TASK INSTRUCTIONS — In the entries below, count the lines that hold the string "layer" and state only that count.

SOURCE RECORDS —
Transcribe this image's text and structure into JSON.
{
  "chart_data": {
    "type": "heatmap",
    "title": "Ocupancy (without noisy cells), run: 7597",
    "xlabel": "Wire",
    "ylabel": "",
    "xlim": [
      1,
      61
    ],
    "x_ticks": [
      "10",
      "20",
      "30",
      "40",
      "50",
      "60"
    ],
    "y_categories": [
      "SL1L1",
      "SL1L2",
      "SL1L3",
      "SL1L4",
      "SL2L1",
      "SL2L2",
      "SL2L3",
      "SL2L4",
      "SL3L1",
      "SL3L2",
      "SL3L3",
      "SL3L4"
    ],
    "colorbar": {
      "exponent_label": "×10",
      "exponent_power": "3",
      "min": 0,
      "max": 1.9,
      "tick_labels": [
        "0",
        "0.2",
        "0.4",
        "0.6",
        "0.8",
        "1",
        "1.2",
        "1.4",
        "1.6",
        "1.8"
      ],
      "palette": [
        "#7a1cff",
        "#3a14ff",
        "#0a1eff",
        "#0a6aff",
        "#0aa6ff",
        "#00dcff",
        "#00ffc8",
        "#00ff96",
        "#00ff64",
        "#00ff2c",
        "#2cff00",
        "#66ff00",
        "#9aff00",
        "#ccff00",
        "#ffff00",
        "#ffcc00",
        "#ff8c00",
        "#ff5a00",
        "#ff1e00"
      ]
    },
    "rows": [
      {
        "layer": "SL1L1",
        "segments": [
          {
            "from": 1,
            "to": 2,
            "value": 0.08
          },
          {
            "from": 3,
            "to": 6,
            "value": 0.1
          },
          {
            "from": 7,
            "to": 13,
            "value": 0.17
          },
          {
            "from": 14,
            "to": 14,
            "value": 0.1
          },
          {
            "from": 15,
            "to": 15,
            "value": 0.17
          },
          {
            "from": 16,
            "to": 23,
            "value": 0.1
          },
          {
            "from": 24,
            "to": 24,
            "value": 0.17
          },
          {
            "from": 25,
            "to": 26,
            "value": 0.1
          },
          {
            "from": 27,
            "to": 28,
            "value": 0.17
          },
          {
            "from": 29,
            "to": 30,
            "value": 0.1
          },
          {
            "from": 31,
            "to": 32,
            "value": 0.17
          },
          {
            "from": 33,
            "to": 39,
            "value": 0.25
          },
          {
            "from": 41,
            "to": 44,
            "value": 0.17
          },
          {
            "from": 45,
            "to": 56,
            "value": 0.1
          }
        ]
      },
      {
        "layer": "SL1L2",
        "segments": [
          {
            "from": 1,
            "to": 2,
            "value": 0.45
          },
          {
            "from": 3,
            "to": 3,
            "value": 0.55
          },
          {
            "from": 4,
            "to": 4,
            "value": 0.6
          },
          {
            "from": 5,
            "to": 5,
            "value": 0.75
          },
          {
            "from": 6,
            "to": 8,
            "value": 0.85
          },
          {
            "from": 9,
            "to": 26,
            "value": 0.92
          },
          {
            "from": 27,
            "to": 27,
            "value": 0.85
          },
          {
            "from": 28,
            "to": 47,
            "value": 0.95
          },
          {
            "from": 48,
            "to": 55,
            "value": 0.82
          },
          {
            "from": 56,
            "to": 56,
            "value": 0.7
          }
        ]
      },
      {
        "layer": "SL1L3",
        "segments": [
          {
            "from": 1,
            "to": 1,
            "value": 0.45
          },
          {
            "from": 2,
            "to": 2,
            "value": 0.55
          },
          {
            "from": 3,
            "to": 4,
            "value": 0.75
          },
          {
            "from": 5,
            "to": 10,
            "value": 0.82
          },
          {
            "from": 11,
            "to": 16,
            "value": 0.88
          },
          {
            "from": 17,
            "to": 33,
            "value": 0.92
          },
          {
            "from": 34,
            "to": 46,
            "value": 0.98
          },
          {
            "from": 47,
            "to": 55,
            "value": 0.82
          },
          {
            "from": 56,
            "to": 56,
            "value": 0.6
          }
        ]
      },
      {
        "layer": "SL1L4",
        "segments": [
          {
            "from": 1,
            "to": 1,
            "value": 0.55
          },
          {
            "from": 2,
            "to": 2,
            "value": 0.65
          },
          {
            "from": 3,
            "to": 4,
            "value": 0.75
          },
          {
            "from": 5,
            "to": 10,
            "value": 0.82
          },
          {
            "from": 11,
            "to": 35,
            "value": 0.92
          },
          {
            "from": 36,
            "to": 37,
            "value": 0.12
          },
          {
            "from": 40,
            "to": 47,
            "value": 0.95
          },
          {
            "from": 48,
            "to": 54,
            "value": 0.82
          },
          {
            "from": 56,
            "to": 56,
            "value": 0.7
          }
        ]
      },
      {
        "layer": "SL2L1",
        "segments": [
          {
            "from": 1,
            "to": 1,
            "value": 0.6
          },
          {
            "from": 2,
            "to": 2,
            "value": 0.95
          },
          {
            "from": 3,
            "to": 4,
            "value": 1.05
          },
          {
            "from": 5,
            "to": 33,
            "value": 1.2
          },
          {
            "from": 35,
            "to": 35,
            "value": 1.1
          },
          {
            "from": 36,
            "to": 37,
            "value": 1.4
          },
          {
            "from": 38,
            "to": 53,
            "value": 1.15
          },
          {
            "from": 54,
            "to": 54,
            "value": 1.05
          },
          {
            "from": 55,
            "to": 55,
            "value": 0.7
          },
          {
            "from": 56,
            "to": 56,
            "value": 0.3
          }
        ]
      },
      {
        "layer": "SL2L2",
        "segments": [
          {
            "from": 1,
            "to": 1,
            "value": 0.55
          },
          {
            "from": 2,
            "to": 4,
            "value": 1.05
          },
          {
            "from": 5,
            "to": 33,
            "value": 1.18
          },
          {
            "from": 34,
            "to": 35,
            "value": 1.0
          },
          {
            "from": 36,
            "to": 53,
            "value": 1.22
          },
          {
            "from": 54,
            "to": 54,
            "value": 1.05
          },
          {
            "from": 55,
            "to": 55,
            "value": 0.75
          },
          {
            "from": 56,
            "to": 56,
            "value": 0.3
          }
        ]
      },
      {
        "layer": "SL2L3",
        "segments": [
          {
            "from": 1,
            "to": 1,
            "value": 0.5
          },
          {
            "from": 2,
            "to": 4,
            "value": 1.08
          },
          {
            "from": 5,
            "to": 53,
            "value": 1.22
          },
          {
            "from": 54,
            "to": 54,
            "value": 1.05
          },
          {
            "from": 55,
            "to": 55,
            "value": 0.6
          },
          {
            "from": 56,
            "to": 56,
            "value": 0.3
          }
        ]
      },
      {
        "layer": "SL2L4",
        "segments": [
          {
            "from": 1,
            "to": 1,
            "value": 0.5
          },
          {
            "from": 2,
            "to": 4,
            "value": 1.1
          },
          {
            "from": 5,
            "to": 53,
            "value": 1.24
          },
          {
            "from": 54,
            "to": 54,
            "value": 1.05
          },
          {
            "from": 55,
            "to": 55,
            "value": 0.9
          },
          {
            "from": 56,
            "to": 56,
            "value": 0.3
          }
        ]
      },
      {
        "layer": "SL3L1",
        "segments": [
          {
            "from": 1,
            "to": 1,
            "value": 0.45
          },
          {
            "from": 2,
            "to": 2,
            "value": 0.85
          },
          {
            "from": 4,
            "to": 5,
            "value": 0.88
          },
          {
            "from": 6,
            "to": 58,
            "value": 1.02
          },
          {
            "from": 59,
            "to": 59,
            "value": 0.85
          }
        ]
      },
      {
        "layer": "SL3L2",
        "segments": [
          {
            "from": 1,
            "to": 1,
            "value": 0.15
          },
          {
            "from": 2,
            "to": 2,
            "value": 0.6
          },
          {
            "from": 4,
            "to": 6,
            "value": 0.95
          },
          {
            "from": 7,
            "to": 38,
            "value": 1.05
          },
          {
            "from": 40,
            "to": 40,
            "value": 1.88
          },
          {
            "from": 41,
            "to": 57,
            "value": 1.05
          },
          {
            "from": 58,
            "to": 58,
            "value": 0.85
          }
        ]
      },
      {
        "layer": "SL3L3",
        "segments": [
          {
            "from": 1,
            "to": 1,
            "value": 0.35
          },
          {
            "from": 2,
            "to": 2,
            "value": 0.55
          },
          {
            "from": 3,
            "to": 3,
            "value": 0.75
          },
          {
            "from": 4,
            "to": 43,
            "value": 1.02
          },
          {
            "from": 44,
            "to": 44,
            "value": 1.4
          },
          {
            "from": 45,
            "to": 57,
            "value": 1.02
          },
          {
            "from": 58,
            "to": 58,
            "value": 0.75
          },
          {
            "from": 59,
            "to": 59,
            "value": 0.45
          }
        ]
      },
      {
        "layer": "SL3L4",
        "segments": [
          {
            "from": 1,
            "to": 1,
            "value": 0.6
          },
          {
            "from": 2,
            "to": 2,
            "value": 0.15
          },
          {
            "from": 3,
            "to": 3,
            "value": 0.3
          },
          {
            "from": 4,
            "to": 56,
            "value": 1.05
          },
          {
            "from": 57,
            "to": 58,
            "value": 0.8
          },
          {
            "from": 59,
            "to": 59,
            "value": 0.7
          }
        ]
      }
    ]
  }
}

THE ANSWER — 12